A run of records
++++

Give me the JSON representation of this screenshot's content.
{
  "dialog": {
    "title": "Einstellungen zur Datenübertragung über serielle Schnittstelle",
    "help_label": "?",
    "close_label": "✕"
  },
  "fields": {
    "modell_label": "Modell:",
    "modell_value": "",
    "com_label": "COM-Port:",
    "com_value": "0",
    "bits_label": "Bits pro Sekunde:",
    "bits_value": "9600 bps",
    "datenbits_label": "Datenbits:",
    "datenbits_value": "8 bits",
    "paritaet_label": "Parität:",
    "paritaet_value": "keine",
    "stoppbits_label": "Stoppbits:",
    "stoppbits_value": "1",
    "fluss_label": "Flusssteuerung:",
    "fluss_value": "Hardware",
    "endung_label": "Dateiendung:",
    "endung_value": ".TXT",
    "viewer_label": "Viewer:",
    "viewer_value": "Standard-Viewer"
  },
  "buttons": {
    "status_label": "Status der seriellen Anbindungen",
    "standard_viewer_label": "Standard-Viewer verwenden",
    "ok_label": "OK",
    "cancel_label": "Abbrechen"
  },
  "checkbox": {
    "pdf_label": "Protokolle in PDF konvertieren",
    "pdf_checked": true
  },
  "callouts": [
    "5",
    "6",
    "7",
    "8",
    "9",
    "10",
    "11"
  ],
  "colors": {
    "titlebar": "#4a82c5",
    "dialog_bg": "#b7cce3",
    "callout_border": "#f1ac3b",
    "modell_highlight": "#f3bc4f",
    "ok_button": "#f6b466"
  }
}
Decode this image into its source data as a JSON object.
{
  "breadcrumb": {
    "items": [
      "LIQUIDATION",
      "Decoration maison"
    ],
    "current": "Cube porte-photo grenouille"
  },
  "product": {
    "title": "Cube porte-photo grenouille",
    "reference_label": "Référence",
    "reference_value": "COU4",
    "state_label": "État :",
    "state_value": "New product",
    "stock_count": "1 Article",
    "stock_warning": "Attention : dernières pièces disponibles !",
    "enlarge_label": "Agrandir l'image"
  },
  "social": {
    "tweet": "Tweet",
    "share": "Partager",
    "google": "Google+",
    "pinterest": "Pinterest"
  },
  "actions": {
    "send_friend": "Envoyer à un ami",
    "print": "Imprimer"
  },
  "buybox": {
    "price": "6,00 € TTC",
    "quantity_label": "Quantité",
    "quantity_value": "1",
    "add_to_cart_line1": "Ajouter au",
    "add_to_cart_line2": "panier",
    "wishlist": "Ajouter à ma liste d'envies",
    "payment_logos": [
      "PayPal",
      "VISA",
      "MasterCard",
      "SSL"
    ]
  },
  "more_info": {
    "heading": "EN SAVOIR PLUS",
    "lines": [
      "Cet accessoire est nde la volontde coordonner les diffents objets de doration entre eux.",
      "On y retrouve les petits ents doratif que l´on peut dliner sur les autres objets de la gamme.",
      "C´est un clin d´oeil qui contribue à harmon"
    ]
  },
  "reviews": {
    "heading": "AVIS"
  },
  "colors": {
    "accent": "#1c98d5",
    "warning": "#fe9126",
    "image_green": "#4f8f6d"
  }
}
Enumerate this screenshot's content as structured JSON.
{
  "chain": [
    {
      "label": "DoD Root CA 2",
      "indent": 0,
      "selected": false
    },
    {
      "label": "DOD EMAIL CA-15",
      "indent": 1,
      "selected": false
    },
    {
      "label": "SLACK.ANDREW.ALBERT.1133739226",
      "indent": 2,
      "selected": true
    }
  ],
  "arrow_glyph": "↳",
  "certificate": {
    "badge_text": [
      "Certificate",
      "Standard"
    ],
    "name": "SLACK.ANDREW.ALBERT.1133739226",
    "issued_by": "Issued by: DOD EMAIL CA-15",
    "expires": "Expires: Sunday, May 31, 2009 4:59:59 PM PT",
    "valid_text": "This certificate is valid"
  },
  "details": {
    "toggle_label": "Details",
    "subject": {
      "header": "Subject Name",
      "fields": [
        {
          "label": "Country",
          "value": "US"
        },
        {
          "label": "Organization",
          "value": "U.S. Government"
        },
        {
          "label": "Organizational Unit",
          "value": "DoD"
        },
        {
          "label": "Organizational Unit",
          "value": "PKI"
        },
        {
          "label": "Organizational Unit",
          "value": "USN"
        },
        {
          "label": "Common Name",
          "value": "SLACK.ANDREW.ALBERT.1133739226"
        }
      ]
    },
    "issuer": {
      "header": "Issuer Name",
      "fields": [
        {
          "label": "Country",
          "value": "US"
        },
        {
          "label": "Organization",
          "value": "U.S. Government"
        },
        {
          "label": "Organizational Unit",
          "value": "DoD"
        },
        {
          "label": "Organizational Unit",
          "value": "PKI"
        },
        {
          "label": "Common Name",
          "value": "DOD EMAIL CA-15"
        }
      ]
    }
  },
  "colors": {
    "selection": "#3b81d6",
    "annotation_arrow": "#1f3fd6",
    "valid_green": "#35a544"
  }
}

++++

PROBLEM DESCRIPTION:
Using the records above, find and show each line with the string "Ajouter".

SOLUTION FOR THIS PROBLEM:
    "add_to_cart_line1": "Ajouter au",
    "wishlist": "Ajouter à ma liste d'envies",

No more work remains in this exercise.